DATA FOR THIS EXERCISE:
▼

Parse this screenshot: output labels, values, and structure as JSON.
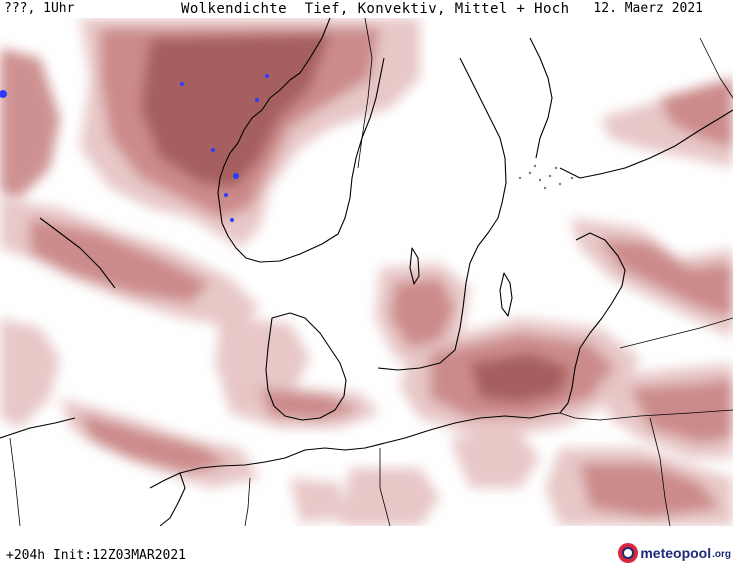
{
  "header": {
    "left": "???, 1Uhr",
    "title": "Wolkendichte  Tief, Konvektiv, Mittel + Hoch",
    "date": "12. Maerz 2021"
  },
  "footer": {
    "run_info": "+204h Init:12Z03MAR2021",
    "logo_text": "meteopool",
    "logo_tld": ".org"
  },
  "colors": {
    "cloud_light": "#e7c4c4",
    "cloud_medium": "#c98585",
    "cloud_dark": "#a05757",
    "cloud_darkest": "#8b3f3f",
    "precip_blue": "#2a3cff",
    "coastline": "#000000",
    "logo_red": "#d7263d",
    "logo_blue": "#1e2a78"
  },
  "map": {
    "parameter": "Wolkendichte",
    "region": "North Sea / Scandinavia / Baltic",
    "icons": [
      "meteopool-logo-icon"
    ]
  }
}
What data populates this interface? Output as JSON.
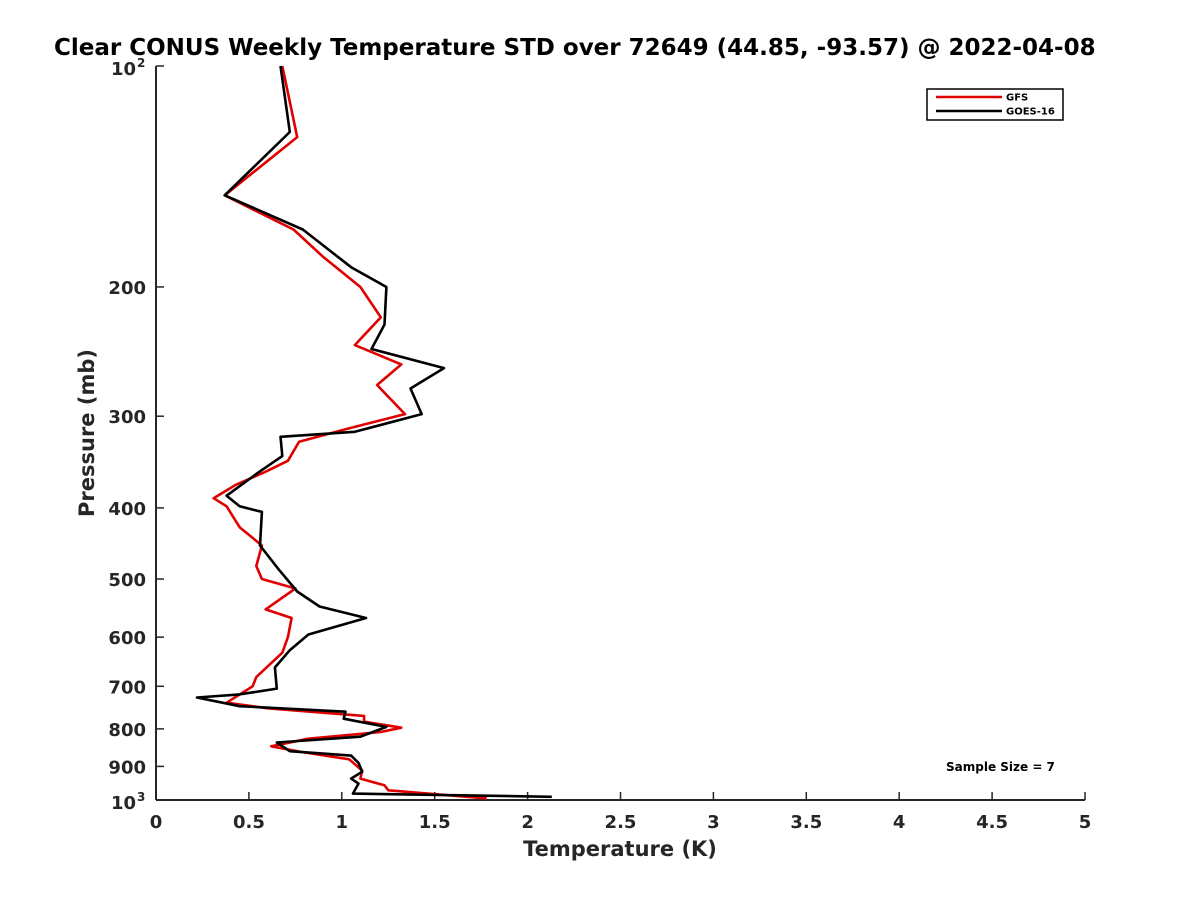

▲

WORK INSTRUCTIONS:
Nothing in the entries should change as you copy them, except that the pictures are left out.

SOLUTION TO THIS EXERCISE:
Parse this screenshot: output labels, values, and structure as JSON.
{
  "header": {
    "left": "???, 1Uhr",
    "title": "Wolkendichte  Tief, Konvektiv, Mittel + Hoch",
    "date": "12. Maerz 2021"
  },
  "footer": {
    "run_info": "+204h Init:12Z03MAR2021",
    "logo_text": "meteopool",
    "logo_tld": ".org"
  },
  "colors": {
    "cloud_light": "#e7c4c4",
    "cloud_medium": "#c98585",
    "cloud_dark": "#a05757",
    "cloud_darkest": "#8b3f3f",
    "precip_blue": "#2a3cff",
    "coastline": "#000000",
    "logo_red": "#d7263d",
    "logo_blue": "#1e2a78"
  },
  "map": {
    "parameter": "Wolkendichte",
    "region": "North Sea / Scandinavia / Baltic",
    "icons": [
      "meteopool-logo-icon"
    ]
  }
}
What data populates this interface? Output as JSON.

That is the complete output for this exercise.